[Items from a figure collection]
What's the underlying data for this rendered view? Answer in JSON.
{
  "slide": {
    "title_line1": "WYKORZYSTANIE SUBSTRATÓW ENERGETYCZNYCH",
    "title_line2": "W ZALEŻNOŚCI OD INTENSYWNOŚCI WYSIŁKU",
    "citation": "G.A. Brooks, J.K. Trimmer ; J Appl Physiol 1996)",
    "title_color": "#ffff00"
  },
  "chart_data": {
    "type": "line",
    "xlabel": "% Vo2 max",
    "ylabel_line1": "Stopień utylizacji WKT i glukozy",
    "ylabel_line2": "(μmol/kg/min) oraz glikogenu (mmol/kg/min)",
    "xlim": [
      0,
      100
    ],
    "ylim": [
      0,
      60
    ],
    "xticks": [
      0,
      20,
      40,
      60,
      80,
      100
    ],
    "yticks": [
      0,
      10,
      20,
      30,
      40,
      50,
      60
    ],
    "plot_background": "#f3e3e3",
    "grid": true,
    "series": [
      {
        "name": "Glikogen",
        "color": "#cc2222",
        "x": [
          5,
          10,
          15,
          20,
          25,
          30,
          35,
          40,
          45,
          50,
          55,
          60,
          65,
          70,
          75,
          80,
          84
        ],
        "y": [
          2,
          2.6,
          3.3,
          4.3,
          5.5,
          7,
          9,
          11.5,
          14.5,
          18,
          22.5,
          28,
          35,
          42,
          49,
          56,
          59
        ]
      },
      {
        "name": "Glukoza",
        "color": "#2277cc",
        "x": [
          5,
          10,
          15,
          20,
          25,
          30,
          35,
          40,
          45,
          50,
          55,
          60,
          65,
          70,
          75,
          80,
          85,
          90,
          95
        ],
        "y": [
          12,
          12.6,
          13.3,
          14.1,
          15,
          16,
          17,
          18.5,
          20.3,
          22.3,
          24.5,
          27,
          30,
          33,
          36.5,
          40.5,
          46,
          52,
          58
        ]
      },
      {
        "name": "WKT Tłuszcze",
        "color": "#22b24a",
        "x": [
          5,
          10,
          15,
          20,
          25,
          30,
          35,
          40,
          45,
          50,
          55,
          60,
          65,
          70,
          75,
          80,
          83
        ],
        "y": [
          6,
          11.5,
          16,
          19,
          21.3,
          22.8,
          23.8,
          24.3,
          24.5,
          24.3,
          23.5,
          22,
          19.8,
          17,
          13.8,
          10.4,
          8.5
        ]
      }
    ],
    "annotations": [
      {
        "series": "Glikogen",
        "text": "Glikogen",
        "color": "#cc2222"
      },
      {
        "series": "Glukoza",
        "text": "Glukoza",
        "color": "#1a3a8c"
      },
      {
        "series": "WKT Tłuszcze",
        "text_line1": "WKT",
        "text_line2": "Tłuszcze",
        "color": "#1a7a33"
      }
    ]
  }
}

### Task prompt
Identify and copy all lines with the word "series".

### Complete response
    "series": [
        "series": "Glikogen",
        "series": "Glukoza",
        "series": "WKT Tłuszcze",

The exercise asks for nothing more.